## Enunciado 1
Enumera todo aquello que, según el fragmento sobre identidad y disgregación, constituye la identidad.
## Enunciado 2
Reproduce del fragmento sobre identidad y disgregación la parte que se abre con las palabras que contienen "Es un binomio" y se cierra con "ser y existir.".

## Fragmento de página

· · · ·

Es un binomio que aparece en los ensayos que intentan descifrar los recorridos de esta época, y se entiende espontáneamente en sentido “polar”: de hecho, identidad, por una parte, y disgregación, por otra, son como los polos extremos y antitéticos del acontecimiento humano y social actual. No obstante, si se excava más dentro de estas dos antípodas existenciales e históricas, tal vez se puede encontrar en cada una casi dos rostros antitéticos.

Partamos de la “identidad”: constituye un valor positivo que hoy está cada vez más descolorido hasta revelarse a veces como extinguido. Se trata de la propia historia, de la memoria, de las raíces, de ese pasado que explica el presente: es verdad que este arrastra con él también escorias, pero representa la linfa vital de nuestro ser y existir.

· · · ·

## Datos proporcionados
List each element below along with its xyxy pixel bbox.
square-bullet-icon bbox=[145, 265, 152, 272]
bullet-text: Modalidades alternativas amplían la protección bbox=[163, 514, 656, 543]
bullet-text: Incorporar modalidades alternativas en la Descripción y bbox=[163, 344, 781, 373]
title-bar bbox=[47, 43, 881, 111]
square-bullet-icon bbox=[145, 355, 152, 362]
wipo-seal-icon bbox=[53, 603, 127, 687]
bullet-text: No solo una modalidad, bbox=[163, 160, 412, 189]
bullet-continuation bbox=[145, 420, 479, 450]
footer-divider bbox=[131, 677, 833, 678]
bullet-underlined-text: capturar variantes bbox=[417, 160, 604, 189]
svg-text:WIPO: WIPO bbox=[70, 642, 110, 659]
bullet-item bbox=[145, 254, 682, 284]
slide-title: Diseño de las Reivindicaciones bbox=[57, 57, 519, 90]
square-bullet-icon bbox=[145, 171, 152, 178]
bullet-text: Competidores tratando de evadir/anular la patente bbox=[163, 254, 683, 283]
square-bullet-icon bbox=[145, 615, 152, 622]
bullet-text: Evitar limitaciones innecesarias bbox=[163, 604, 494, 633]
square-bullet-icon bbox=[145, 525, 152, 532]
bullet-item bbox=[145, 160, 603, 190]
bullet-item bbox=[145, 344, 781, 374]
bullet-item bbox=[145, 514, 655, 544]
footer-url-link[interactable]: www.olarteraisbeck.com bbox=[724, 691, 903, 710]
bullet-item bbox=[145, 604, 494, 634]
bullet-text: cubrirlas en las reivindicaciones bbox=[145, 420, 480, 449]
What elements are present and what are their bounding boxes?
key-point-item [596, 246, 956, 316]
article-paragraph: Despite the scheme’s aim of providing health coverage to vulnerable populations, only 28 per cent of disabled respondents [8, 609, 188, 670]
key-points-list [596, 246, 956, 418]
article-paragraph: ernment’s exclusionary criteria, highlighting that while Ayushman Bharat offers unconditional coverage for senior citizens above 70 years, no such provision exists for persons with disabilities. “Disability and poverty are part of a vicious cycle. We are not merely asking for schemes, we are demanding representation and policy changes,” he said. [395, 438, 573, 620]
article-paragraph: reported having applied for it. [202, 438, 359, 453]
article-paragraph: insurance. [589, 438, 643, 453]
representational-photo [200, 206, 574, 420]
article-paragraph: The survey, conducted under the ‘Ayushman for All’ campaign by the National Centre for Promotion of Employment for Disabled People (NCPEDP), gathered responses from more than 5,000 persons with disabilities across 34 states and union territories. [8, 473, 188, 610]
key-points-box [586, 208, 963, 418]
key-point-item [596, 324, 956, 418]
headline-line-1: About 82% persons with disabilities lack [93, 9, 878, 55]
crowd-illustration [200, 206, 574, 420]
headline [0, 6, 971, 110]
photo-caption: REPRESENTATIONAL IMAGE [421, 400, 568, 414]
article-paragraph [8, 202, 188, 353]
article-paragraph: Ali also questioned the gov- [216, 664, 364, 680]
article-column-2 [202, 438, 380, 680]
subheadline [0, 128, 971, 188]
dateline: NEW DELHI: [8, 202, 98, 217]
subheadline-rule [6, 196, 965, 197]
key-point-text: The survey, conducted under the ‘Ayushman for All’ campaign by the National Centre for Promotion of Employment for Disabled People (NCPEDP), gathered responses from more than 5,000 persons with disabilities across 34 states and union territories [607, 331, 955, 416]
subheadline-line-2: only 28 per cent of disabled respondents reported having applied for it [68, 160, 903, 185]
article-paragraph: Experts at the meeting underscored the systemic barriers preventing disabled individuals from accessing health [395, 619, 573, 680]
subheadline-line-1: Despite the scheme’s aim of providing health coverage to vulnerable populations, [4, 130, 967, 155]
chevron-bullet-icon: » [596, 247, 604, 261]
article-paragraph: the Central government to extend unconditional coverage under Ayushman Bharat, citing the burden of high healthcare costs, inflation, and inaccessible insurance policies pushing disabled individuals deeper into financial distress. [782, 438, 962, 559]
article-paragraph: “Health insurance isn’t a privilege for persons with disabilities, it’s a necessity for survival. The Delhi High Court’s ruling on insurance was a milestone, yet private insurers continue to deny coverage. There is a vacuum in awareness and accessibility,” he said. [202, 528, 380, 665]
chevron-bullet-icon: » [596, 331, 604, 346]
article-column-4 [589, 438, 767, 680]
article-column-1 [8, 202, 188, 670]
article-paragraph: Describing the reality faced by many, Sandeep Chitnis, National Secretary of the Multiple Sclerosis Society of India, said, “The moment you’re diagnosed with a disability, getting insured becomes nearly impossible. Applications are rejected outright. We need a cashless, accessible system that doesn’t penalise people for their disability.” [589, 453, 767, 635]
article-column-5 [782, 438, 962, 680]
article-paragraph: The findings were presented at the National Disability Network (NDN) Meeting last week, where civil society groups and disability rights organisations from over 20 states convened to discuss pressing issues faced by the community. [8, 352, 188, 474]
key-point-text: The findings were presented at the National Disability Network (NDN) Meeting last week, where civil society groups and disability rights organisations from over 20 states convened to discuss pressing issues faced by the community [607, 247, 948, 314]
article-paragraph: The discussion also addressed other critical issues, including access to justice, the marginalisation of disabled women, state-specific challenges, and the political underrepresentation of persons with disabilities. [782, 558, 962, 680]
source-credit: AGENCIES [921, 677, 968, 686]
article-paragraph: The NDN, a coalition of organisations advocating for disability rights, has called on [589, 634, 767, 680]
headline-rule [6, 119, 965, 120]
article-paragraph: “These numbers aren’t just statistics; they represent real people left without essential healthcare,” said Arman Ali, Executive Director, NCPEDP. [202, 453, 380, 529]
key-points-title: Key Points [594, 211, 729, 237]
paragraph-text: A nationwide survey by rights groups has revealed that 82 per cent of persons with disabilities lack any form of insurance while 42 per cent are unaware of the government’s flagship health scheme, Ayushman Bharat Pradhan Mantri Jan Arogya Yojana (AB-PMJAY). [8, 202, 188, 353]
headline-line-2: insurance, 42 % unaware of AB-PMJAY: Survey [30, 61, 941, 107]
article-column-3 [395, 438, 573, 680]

· · · ·

## Respuesta 1
La propia historia, la memoria, las raíces y ese pasado que explica el presente.

## Respuesta 2
Es un binomio que aparece en los ensayos que intentan descifrar los recorridos de esta época, y se entiende espontáneamente en sentido “polar”: de hecho, identidad, por una parte, y disgregación, por otra, son como los polos extremos y antitéticos del acontecimiento humano y social actual. No obstante, si se excava más dentro de estas dos antípodas existenciales e históricas, tal vez se puede encontrar en cada una casi dos rostros antitéticos.

Partamos de la “identidad”: constituye un valor positivo que hoy está cada vez más descolorido hasta revelarse a veces como extinguido. Se trata de la propia historia, de la memoria, de las raíces, de ese pasado que explica el presente: es verdad que este arrastra con él también escorias, pero representa la linfa vital de nuestro ser y existir.